_Task details:_
Extract the text of every entry below exactly; leave images out.

_The records:_
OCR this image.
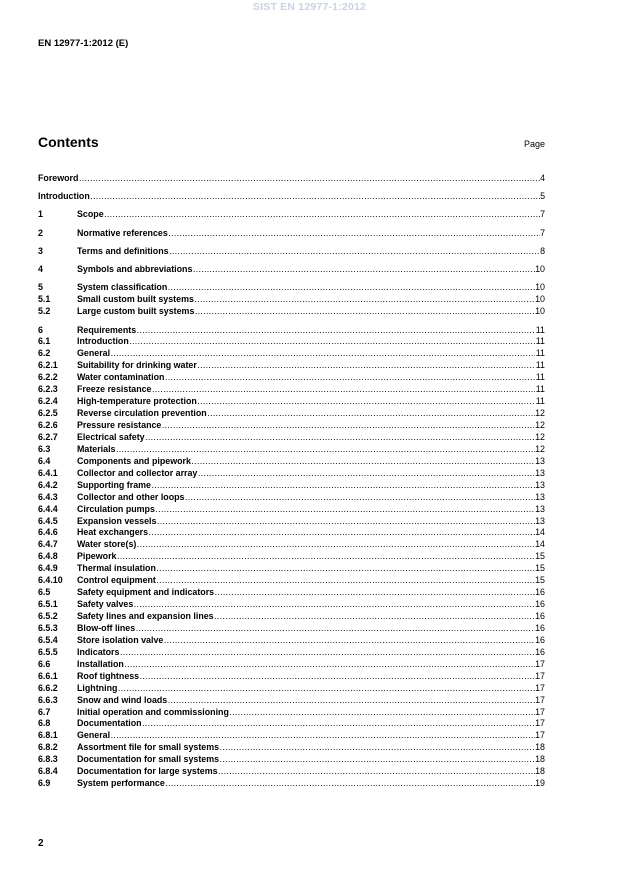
SIST EN 12977-1:2012
EN 12977-1:2012 (E)
Contents	Page
Foreword .....	4
Introduction .....	5
1	Scope .....	7
2	Normative references .....	7
3	Terms and definitions .....	8
4	Symbols and abbreviations .....	10
5	System classification .....	10
5.1	Small custom built systems .....	10
5.2	Large custom built systems .....	10
6	Requirements .....	11
6.1	Introduction .....	11
6.2	General .....	11
6.2.1	Suitability for drinking water .....	11
6.2.2	Water contamination .....	11
6.2.3	Freeze resistance .....	11
6.2.4	High-temperature protection .....	11
6.2.5	Reverse circulation prevention .....	12
6.2.6	Pressure resistance .....	12
6.2.7	Electrical safety .....	12
6.3	Materials .....	12
6.4	Components and pipework .....	13
6.4.1	Collector and collector array .....	13
6.4.2	Supporting frame .....	13
6.4.3	Collector and other loops .....	13
6.4.4	Circulation pumps .....	13
6.4.5	Expansion vessels .....	13
6.4.6	Heat exchangers .....	14
6.4.7	Water store(s) .....	14
6.4.8	Pipework .....	15
6.4.9	Thermal insulation .....	15
6.4.10	Control equipment .....	15
6.5	Safety equipment and indicators .....	16
6.5.1	Safety valves .....	16
6.5.2	Safety lines and expansion lines .....	16
6.5.3	Blow-off lines .....	16
6.5.4	Store isolation valve .....	16
6.5.5	Indicators .....	16
6.6	Installation .....	17
6.6.1	Roof tightness .....	17
6.6.2	Lightning .....	17
6.6.3	Snow and wind loads .....	17
6.7	Initial operation and commissioning .....	17
6.8	Documentation .....	17
6.8.1	General .....	17
6.8.2	Assortment file for small systems .....	18
6.8.3	Documentation for small systems .....	18
6.8.4	Documentation for large systems .....	18
6.9	System performance .....	19
2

_Reply to the task:_
OCR this image.
SIST EN 12977-1:2012
EN 12977-1:2012 (E)
Contents	Page
Foreword .....	4
Introduction .....	5
1	Scope .....	7
2	Normative references .....	7
3	Terms and definitions .....	8
4	Symbols and abbreviations .....	10
5	System classification .....	10
5.1	Small custom built systems .....	10
5.2	Large custom built systems .....	10
6	Requirements .....	11
6.1	Introduction .....	11
6.2	General .....	11
6.2.1	Suitability for drinking water .....	11
6.2.2	Water contamination .....	11
6.2.3	Freeze resistance .....	11
6.2.4	High-temperature protection .....	11
6.2.5	Reverse circulation prevention .....	12
6.2.6	Pressure resistance .....	12
6.2.7	Electrical safety .....	12
6.3	Materials .....	12
6.4	Components and pipework .....	13
6.4.1	Collector and collector array .....	13
6.4.2	Supporting frame .....	13
6.4.3	Collector and other loops .....	13
6.4.4	Circulation pumps .....	13
6.4.5	Expansion vessels .....	13
6.4.6	Heat exchangers .....	14
6.4.7	Water store(s) .....	14
6.4.8	Pipework .....	15
6.4.9	Thermal insulation .....	15
6.4.10	Control equipment .....	15
6.5	Safety equipment and indicators .....	16
6.5.1	Safety valves .....	16
6.5.2	Safety lines and expansion lines .....	16
6.5.3	Blow-off lines .....	16
6.5.4	Store isolation valve .....	16
6.5.5	Indicators .....	16
6.6	Installation .....	17
6.6.1	Roof tightness .....	17
6.6.2	Lightning .....	17
6.6.3	Snow and wind loads .....	17
6.7	Initial operation and commissioning .....	17
6.8	Documentation .....	17
6.8.1	General .....	17
6.8.2	Assortment file for small systems .....	18
6.8.3	Documentation for small systems .....	18
6.8.4	Documentation for large systems .....	18
6.9	System performance .....	19
2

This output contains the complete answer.